_THE PROBLEM_:
Each entry below should be echoed exactly, with pictures omitted.

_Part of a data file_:
..............................

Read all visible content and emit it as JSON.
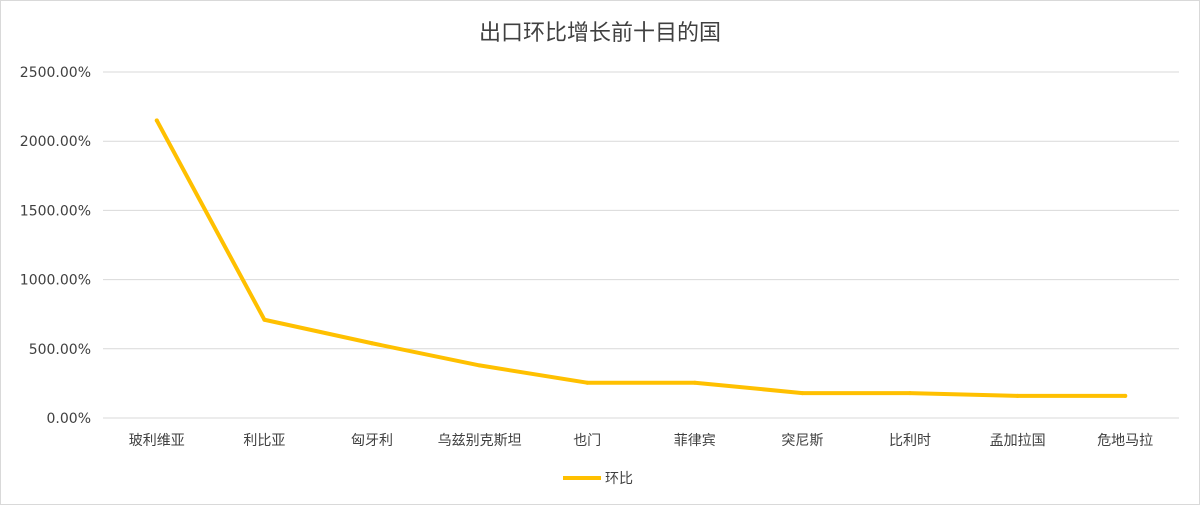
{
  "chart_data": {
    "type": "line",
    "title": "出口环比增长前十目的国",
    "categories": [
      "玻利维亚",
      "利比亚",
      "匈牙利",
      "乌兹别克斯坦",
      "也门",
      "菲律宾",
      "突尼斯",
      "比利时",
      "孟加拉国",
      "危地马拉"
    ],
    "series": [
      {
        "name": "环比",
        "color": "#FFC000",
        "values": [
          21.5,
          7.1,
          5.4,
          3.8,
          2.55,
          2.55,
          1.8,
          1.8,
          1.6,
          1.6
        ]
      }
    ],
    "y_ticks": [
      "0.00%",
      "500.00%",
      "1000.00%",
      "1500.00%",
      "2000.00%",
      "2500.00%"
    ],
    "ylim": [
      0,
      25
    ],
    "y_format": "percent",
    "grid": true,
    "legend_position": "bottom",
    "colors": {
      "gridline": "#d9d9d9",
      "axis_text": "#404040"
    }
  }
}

..............................

_RESPONSE FOR THIS EXERCISE_:
Read all visible content and emit it as JSON.
{
  "chart_data": {
    "type": "line",
    "title": "出口环比增长前十目的国",
    "categories": [
      "玻利维亚",
      "利比亚",
      "匈牙利",
      "乌兹别克斯坦",
      "也门",
      "菲律宾",
      "突尼斯",
      "比利时",
      "孟加拉国",
      "危地马拉"
    ],
    "series": [
      {
        "name": "环比",
        "color": "#FFC000",
        "values": [
          21.5,
          7.1,
          5.4,
          3.8,
          2.55,
          2.55,
          1.8,
          1.8,
          1.6,
          1.6
        ]
      }
    ],
    "y_ticks": [
      "0.00%",
      "500.00%",
      "1000.00%",
      "1500.00%",
      "2000.00%",
      "2500.00%"
    ],
    "ylim": [
      0,
      25
    ],
    "y_format": "percent",
    "grid": true,
    "legend_position": "bottom",
    "colors": {
      "gridline": "#d9d9d9",
      "axis_text": "#404040"
    }
  }
}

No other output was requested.